** start **

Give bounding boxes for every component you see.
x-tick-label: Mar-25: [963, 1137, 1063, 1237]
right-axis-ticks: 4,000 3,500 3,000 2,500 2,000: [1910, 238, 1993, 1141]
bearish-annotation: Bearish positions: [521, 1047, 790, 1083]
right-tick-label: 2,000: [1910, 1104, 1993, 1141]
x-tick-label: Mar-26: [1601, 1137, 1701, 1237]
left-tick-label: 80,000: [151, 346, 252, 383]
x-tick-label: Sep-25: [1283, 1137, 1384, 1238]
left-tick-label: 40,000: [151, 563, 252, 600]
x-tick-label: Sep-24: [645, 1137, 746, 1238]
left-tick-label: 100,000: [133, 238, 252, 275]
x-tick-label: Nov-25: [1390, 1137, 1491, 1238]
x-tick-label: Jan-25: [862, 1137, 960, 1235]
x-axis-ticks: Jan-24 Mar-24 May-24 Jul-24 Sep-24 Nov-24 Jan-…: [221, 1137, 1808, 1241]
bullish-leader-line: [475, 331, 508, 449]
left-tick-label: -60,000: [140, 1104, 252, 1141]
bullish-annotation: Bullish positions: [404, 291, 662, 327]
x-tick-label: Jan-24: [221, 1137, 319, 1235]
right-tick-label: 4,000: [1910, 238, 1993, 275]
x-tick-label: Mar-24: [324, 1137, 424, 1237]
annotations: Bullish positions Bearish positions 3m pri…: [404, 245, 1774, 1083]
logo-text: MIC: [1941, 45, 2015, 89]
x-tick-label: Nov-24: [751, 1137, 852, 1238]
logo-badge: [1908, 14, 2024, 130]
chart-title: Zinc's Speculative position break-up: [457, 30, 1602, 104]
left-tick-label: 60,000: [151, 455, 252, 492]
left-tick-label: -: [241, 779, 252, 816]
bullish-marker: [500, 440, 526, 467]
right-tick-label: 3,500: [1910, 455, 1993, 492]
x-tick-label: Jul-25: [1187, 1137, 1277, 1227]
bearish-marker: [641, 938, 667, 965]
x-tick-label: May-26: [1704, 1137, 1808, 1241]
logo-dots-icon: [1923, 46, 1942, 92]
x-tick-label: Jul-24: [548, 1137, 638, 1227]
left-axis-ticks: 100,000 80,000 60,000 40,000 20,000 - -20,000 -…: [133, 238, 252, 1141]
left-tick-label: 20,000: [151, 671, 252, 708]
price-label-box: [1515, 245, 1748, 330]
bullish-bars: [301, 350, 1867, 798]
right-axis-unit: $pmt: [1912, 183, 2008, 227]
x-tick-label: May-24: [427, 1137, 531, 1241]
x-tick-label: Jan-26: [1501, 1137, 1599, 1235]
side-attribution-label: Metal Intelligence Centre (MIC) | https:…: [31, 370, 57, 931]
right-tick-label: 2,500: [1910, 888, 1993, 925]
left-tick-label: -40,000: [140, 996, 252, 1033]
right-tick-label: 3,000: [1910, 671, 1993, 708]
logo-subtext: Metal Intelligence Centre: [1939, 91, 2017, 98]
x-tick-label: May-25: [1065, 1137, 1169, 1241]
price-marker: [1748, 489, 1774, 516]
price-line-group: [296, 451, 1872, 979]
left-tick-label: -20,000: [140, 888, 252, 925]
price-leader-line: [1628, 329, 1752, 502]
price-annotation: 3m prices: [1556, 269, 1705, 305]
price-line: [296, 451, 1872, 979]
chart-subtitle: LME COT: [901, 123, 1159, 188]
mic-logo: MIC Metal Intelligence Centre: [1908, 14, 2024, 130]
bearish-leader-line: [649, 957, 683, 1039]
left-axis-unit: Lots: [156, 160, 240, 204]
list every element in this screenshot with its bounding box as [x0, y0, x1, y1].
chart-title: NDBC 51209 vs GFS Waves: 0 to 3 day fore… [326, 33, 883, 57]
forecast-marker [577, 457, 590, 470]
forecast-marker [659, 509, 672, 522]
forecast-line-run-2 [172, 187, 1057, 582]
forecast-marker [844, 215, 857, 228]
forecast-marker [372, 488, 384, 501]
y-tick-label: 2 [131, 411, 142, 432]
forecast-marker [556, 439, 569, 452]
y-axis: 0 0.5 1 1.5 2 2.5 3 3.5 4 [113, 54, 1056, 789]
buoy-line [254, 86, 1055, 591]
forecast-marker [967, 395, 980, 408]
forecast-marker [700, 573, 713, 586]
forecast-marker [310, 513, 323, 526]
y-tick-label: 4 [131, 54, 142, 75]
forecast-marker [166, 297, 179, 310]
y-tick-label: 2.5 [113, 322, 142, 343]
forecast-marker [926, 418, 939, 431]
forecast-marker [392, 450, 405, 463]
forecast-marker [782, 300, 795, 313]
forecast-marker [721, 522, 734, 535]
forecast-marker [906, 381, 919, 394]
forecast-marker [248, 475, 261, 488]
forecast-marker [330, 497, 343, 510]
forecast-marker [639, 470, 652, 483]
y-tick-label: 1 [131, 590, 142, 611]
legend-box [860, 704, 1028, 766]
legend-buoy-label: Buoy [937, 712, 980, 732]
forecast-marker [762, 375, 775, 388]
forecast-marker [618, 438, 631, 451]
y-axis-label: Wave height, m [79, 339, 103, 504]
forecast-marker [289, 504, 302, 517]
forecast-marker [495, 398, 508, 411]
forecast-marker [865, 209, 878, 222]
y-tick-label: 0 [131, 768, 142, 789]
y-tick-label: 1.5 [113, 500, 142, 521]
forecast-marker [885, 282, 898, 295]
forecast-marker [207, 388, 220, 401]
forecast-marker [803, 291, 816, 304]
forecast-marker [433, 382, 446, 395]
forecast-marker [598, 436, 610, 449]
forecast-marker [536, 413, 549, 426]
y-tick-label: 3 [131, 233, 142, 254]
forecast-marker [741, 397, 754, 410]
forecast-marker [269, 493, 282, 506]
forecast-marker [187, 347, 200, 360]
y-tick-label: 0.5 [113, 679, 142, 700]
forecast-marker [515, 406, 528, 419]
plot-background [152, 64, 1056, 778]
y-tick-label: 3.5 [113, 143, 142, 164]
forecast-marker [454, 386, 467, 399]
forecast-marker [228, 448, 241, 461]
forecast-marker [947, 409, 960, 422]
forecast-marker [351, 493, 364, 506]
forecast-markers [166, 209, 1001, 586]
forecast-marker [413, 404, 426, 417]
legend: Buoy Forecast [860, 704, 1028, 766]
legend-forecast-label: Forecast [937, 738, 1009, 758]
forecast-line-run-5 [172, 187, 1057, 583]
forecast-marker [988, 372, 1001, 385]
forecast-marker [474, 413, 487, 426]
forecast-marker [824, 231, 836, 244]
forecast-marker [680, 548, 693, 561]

** end **

Arrange the records as a Markdown table with the columns Row and Line, giving each line its own numbered row and leaving out blank lines. Begin at the first line of the records and stop after the line that contains "right-tick-label: 2,000: [1910, 1104, 1993, 1141]".

| Row | Line |
|---|---|
| 1 | Give bounding boxes for every component you see. |
| 2 | x-tick-label: Mar-25: [963, 1137, 1063, 1237] |
| 3 | right-axis-ticks: 4,000 3,500 3,000 2,500 2,000: [1910, 238, 1993, 1141] |
| 4 | bearish-annotation: Bearish positions: [521, 1047, 790, 1083] |
| 5 | right-tick-label: 2,000: [1910, 1104, 1993, 1141] |